Reproduce each line of the material precisely.

++++ Data extract

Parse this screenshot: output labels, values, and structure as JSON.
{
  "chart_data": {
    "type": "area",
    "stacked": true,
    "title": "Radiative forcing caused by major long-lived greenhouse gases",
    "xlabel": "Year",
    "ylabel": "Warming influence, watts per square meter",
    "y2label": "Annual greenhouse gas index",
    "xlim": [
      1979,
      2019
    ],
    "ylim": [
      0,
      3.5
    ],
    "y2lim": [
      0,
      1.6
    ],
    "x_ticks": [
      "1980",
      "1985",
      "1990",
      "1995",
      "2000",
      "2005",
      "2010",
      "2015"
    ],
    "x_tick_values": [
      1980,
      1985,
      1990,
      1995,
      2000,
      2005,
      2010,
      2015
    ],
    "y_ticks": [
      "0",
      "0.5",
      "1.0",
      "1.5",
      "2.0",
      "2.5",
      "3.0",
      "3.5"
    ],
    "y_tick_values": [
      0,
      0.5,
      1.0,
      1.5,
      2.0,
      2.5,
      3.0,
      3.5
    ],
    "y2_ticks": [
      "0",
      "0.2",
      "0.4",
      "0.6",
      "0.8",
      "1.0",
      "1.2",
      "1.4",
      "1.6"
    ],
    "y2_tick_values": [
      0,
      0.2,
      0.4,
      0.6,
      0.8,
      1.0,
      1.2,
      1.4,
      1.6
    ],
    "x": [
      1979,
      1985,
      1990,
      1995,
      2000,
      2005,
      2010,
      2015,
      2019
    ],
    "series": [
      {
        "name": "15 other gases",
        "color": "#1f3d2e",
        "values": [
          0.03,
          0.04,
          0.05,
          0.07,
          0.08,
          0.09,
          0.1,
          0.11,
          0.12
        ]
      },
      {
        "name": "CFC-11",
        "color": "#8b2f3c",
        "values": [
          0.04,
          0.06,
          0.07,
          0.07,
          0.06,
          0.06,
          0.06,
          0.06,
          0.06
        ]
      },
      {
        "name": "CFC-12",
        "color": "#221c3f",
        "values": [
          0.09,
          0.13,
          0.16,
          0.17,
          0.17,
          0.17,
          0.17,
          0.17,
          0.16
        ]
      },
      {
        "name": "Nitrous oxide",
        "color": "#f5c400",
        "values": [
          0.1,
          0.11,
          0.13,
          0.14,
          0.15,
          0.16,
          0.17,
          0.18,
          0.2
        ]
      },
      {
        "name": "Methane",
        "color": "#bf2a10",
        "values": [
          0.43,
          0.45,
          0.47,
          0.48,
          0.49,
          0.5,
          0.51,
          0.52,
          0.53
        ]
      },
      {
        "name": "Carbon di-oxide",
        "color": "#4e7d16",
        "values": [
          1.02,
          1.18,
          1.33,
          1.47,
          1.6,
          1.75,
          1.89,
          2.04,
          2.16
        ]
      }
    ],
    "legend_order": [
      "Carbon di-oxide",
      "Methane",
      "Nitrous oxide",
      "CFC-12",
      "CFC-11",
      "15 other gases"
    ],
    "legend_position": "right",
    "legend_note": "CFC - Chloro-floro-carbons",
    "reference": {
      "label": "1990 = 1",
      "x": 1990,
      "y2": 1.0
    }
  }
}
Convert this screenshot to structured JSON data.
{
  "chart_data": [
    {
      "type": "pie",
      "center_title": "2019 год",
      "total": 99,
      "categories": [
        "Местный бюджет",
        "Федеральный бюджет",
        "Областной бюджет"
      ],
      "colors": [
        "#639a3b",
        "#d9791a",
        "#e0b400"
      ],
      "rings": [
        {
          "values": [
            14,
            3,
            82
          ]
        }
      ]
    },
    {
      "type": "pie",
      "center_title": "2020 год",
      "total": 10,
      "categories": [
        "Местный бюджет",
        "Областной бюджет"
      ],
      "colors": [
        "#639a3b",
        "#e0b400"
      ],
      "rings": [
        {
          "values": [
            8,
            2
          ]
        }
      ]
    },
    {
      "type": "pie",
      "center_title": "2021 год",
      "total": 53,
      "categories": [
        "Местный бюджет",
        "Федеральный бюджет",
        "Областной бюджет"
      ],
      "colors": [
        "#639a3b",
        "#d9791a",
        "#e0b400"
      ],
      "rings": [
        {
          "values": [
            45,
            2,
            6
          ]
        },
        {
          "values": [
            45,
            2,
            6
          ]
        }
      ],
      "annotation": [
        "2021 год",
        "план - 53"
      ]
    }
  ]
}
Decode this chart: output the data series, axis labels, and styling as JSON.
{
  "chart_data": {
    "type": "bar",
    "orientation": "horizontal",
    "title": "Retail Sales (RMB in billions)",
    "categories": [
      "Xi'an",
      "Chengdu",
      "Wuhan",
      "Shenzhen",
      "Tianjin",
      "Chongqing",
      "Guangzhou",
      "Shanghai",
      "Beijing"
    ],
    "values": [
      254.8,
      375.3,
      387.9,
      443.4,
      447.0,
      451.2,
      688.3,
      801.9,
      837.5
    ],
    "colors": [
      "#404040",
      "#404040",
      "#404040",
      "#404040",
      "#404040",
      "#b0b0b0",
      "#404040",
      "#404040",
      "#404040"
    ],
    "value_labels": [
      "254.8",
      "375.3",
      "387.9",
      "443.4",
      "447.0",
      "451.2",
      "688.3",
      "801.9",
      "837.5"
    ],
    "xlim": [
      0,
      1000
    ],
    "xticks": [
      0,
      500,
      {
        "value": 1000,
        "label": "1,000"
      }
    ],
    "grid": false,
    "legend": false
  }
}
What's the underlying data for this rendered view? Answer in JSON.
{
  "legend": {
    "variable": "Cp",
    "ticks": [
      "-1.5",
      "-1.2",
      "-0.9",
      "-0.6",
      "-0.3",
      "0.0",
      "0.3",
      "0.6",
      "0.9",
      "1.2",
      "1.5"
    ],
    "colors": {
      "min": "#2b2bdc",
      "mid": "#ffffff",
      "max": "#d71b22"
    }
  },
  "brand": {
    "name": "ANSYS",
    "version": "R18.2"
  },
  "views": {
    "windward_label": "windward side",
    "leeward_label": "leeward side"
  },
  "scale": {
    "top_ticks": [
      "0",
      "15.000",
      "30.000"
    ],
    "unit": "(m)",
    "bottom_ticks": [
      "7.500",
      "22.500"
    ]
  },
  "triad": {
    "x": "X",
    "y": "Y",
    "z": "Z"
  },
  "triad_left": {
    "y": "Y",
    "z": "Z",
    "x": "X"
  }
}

++++++++

• **Result for this exercise**:
Parse this screenshot: output labels, values, and structure as JSON.
{
  "chart_data": {
    "type": "area",
    "stacked": true,
    "title": "Radiative forcing caused by major long-lived greenhouse gases",
    "xlabel": "Year",
    "ylabel": "Warming influence, watts per square meter",
    "y2label": "Annual greenhouse gas index",
    "xlim": [
      1979,
      2019
    ],
    "ylim": [
      0,
      3.5
    ],
    "y2lim": [
      0,
      1.6
    ],
    "x_ticks": [
      "1980",
      "1985",
      "1990",
      "1995",
      "2000",
      "2005",
      "2010",
      "2015"
    ],
    "x_tick_values": [
      1980,
      1985,
      1990,
      1995,
      2000,
      2005,
      2010,
      2015
    ],
    "y_ticks": [
      "0",
      "0.5",
      "1.0",
      "1.5",
      "2.0",
      "2.5",
      "3.0",
      "3.5"
    ],
    "y_tick_values": [
      0,
      0.5,
      1.0,
      1.5,
      2.0,
      2.5,
      3.0,
      3.5
    ],
    "y2_ticks": [
      "0",
      "0.2",
      "0.4",
      "0.6",
      "0.8",
      "1.0",
      "1.2",
      "1.4",
      "1.6"
    ],
    "y2_tick_values": [
      0,
      0.2,
      0.4,
      0.6,
      0.8,
      1.0,
      1.2,
      1.4,
      1.6
    ],
    "x": [
      1979,
      1985,
      1990,
      1995,
      2000,
      2005,
      2010,
      2015,
      2019
    ],
    "series": [
      {
        "name": "15 other gases",
        "color": "#1f3d2e",
        "values": [
          0.03,
          0.04,
          0.05,
          0.07,
          0.08,
          0.09,
          0.1,
          0.11,
          0.12
        ]
      },
      {
        "name": "CFC-11",
        "color": "#8b2f3c",
        "values": [
          0.04,
          0.06,
          0.07,
          0.07,
          0.06,
          0.06,
          0.06,
          0.06,
          0.06
        ]
      },
      {
        "name": "CFC-12",
        "color": "#221c3f",
        "values": [
          0.09,
          0.13,
          0.16,
          0.17,
          0.17,
          0.17,
          0.17,
          0.17,
          0.16
        ]
      },
      {
        "name": "Nitrous oxide",
        "color": "#f5c400",
        "values": [
          0.1,
          0.11,
          0.13,
          0.14,
          0.15,
          0.16,
          0.17,
          0.18,
          0.2
        ]
      },
      {
        "name": "Methane",
        "color": "#bf2a10",
        "values": [
          0.43,
          0.45,
          0.47,
          0.48,
          0.49,
          0.5,
          0.51,
          0.52,
          0.53
        ]
      },
      {
        "name": "Carbon di-oxide",
        "color": "#4e7d16",
        "values": [
          1.02,
          1.18,
          1.33,
          1.47,
          1.6,
          1.75,
          1.89,
          2.04,
          2.16
        ]
      }
    ],
    "legend_order": [
      "Carbon di-oxide",
      "Methane",
      "Nitrous oxide",
      "CFC-12",
      "CFC-11",
      "15 other gases"
    ],
    "legend_position": "right",
    "legend_note": "CFC - Chloro-floro-carbons",
    "reference": {
      "label": "1990 = 1",
      "x": 1990,
      "y2": 1.0
    }
  }
}
Convert this screenshot to structured JSON data.
{
  "chart_data": [
    {
      "type": "pie",
      "center_title": "2019 год",
      "total": 99,
      "categories": [
        "Местный бюджет",
        "Федеральный бюджет",
        "Областной бюджет"
      ],
      "colors": [
        "#639a3b",
        "#d9791a",
        "#e0b400"
      ],
      "rings": [
        {
          "values": [
            14,
            3,
            82
          ]
        }
      ]
    },
    {
      "type": "pie",
      "center_title": "2020 год",
      "total": 10,
      "categories": [
        "Местный бюджет",
        "Областной бюджет"
      ],
      "colors": [
        "#639a3b",
        "#e0b400"
      ],
      "rings": [
        {
          "values": [
            8,
            2
          ]
        }
      ]
    },
    {
      "type": "pie",
      "center_title": "2021 год",
      "total": 53,
      "categories": [
        "Местный бюджет",
        "Федеральный бюджет",
        "Областной бюджет"
      ],
      "colors": [
        "#639a3b",
        "#d9791a",
        "#e0b400"
      ],
      "rings": [
        {
          "values": [
            45,
            2,
            6
          ]
        },
        {
          "values": [
            45,
            2,
            6
          ]
        }
      ],
      "annotation": [
        "2021 год",
        "план - 53"
      ]
    }
  ]
}
Decode this chart: output the data series, axis labels, and styling as JSON.
{
  "chart_data": {
    "type": "bar",
    "orientation": "horizontal",
    "title": "Retail Sales (RMB in billions)",
    "categories": [
      "Xi'an",
      "Chengdu",
      "Wuhan",
      "Shenzhen",
      "Tianjin",
      "Chongqing",
      "Guangzhou",
      "Shanghai",
      "Beijing"
    ],
    "values": [
      254.8,
      375.3,
      387.9,
      443.4,
      447.0,
      451.2,
      688.3,
      801.9,
      837.5
    ],
    "colors": [
      "#404040",
      "#404040",
      "#404040",
      "#404040",
      "#404040",
      "#b0b0b0",
      "#404040",
      "#404040",
      "#404040"
    ],
    "value_labels": [
      "254.8",
      "375.3",
      "387.9",
      "443.4",
      "447.0",
      "451.2",
      "688.3",
      "801.9",
      "837.5"
    ],
    "xlim": [
      0,
      1000
    ],
    "xticks": [
      0,
      500,
      {
        "value": 1000,
        "label": "1,000"
      }
    ],
    "grid": false,
    "legend": false
  }
}
What's the underlying data for this rendered view? Answer in JSON.
{
  "legend": {
    "variable": "Cp",
    "ticks": [
      "-1.5",
      "-1.2",
      "-0.9",
      "-0.6",
      "-0.3",
      "0.0",
      "0.3",
      "0.6",
      "0.9",
      "1.2",
      "1.5"
    ],
    "colors": {
      "min": "#2b2bdc",
      "mid": "#ffffff",
      "max": "#d71b22"
    }
  },
  "brand": {
    "name": "ANSYS",
    "version": "R18.2"
  },
  "views": {
    "windward_label": "windward side",
    "leeward_label": "leeward side"
  },
  "scale": {
    "top_ticks": [
      "0",
      "15.000",
      "30.000"
    ],
    "unit": "(m)",
    "bottom_ticks": [
      "7.500",
      "22.500"
    ]
  },
  "triad": {
    "x": "X",
    "y": "Y",
    "z": "Z"
  },
  "triad_left": {
    "y": "Y",
    "z": "Z",
    "x": "X"
  }
}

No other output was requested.